** BEGIN **
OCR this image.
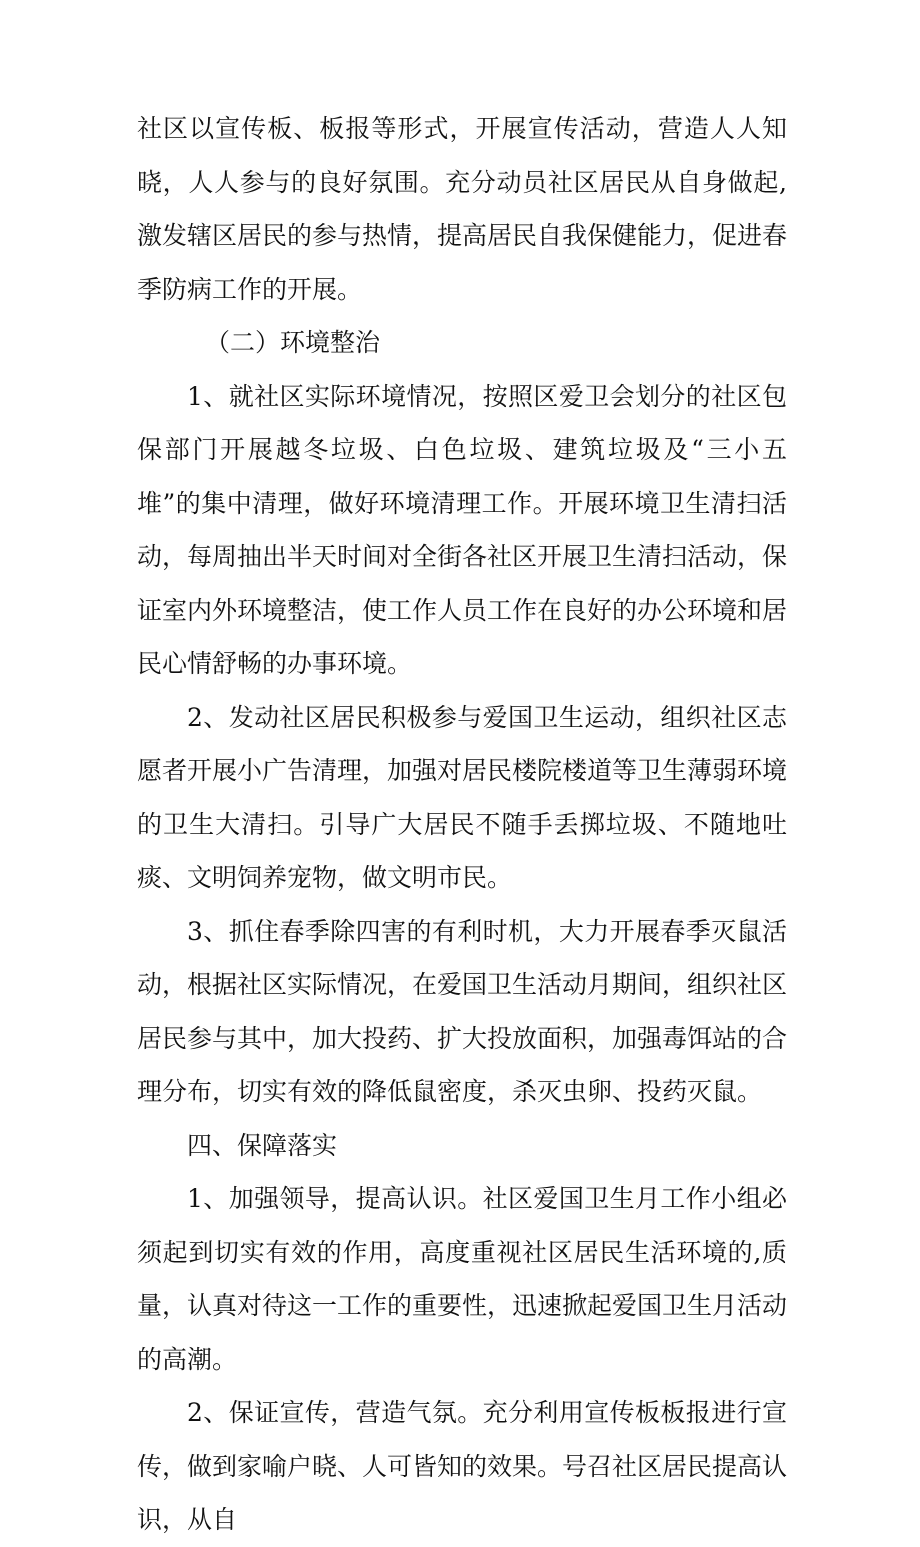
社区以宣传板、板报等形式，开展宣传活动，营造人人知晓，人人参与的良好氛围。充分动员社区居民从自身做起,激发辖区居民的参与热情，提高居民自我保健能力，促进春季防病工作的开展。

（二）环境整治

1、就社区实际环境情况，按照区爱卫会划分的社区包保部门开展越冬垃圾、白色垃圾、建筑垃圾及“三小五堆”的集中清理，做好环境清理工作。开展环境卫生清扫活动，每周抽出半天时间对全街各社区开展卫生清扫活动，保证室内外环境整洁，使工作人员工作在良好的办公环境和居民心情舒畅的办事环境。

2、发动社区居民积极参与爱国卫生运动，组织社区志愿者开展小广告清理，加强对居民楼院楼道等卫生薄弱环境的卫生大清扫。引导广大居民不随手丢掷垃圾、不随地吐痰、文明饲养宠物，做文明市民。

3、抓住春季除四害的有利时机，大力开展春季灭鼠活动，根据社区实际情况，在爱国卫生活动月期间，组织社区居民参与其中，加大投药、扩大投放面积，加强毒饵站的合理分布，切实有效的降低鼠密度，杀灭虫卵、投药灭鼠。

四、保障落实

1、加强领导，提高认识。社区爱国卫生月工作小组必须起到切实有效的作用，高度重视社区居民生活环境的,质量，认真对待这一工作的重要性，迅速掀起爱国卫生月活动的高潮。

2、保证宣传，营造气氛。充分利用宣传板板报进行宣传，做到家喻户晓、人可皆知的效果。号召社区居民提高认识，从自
** END **
** BEGIN **
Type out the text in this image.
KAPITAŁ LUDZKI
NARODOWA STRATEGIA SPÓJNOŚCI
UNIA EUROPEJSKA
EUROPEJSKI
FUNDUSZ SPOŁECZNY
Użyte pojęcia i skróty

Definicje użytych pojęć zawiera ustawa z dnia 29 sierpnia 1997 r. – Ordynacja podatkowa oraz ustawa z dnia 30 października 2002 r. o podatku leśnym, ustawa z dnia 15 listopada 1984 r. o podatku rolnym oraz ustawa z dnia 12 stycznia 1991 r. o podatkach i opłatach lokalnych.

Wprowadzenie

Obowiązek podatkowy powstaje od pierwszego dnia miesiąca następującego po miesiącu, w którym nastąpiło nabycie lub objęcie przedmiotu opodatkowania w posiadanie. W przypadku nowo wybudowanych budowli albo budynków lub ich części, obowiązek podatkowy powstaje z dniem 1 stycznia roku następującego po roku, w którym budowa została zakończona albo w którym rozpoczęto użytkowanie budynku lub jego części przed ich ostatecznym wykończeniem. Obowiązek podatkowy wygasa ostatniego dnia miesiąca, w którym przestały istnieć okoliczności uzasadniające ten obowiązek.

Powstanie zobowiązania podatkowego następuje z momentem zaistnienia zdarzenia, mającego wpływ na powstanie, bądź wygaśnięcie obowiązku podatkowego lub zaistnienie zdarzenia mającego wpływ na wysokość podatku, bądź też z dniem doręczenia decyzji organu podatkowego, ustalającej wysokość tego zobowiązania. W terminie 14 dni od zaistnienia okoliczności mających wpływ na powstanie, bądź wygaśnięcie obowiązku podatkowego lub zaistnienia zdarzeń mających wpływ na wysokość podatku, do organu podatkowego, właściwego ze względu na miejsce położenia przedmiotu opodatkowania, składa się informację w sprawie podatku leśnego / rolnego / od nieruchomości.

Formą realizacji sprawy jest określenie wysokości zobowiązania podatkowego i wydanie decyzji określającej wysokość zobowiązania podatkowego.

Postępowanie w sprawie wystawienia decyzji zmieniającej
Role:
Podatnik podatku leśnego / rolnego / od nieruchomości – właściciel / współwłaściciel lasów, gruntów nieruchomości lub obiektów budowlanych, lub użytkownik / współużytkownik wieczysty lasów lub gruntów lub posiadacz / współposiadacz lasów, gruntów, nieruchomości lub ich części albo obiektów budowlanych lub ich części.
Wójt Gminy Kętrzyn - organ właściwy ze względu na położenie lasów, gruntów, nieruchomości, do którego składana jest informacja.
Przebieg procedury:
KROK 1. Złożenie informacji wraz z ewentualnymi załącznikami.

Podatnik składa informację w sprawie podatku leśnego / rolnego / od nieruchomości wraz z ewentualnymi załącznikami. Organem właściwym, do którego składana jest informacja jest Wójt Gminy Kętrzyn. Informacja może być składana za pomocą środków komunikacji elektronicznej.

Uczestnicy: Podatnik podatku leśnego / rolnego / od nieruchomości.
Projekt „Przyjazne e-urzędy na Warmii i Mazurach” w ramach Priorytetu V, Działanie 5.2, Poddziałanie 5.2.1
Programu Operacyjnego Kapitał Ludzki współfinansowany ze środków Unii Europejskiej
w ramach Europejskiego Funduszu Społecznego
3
** END **
*Problem requirements*
Count how many lines hold the string "Kętrzyn" and give that number alone.

*Result for this task*
2